• Task
Write the records below out in full, character for character, with no pictures.

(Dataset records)
----------

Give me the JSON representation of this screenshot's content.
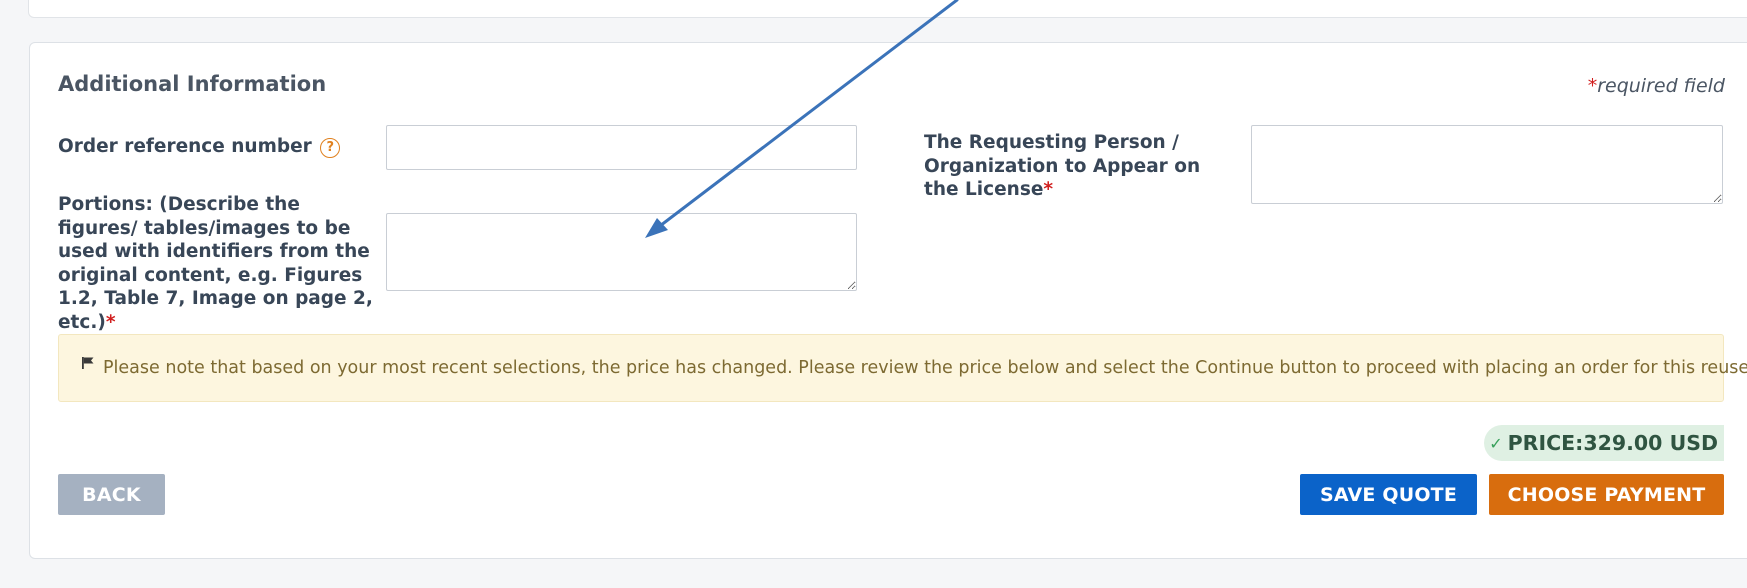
{
  "section": {
    "title": "Additional Information",
    "required_star": "*",
    "required_text": "required field"
  },
  "fields": {
    "order_ref": {
      "label": "Order reference number",
      "help_icon": "?",
      "value": ""
    },
    "portions": {
      "label": "Portions: (Describe the figures/ tables/images to be used with identifiers from the original content, e.g. Figures 1.2, Table 7, Image on page 2, etc.)",
      "required_star": "*",
      "value": ""
    },
    "requesting_person": {
      "label": "The Requesting Person / Organization to Appear on the License",
      "required_star": "*",
      "value": ""
    }
  },
  "notice": {
    "icon": "flag-icon",
    "text": "Please note that based on your most recent selections, the price has changed. Please review the price below and select the Continue button to proceed with placing an order for this reuse."
  },
  "price": {
    "icon": "check-icon",
    "label": "PRICE:",
    "amount": "329.00 USD"
  },
  "buttons": {
    "back": "BACK",
    "save_quote": "SAVE QUOTE",
    "choose_payment": "CHOOSE PAYMENT"
  },
  "colors": {
    "primary": "#0b63c9",
    "accent": "#d86d0e",
    "notice_bg": "#fdf6df",
    "price_bg": "#dff0e3",
    "required": "#d11f1f"
  }
}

----------

• Solution
Give me the JSON representation of this screenshot's content.
{
  "section": {
    "title": "Additional Information",
    "required_star": "*",
    "required_text": "required field"
  },
  "fields": {
    "order_ref": {
      "label": "Order reference number",
      "help_icon": "?",
      "value": ""
    },
    "portions": {
      "label": "Portions: (Describe the figures/ tables/images to be used with identifiers from the original content, e.g. Figures 1.2, Table 7, Image on page 2, etc.)",
      "required_star": "*",
      "value": ""
    },
    "requesting_person": {
      "label": "The Requesting Person / Organization to Appear on the License",
      "required_star": "*",
      "value": ""
    }
  },
  "notice": {
    "icon": "flag-icon",
    "text": "Please note that based on your most recent selections, the price has changed. Please review the price below and select the Continue button to proceed with placing an order for this reuse."
  },
  "price": {
    "icon": "check-icon",
    "label": "PRICE:",
    "amount": "329.00 USD"
  },
  "buttons": {
    "back": "BACK",
    "save_quote": "SAVE QUOTE",
    "choose_payment": "CHOOSE PAYMENT"
  },
  "colors": {
    "primary": "#0b63c9",
    "accent": "#d86d0e",
    "notice_bg": "#fdf6df",
    "price_bg": "#dff0e3",
    "required": "#d11f1f"
  }
}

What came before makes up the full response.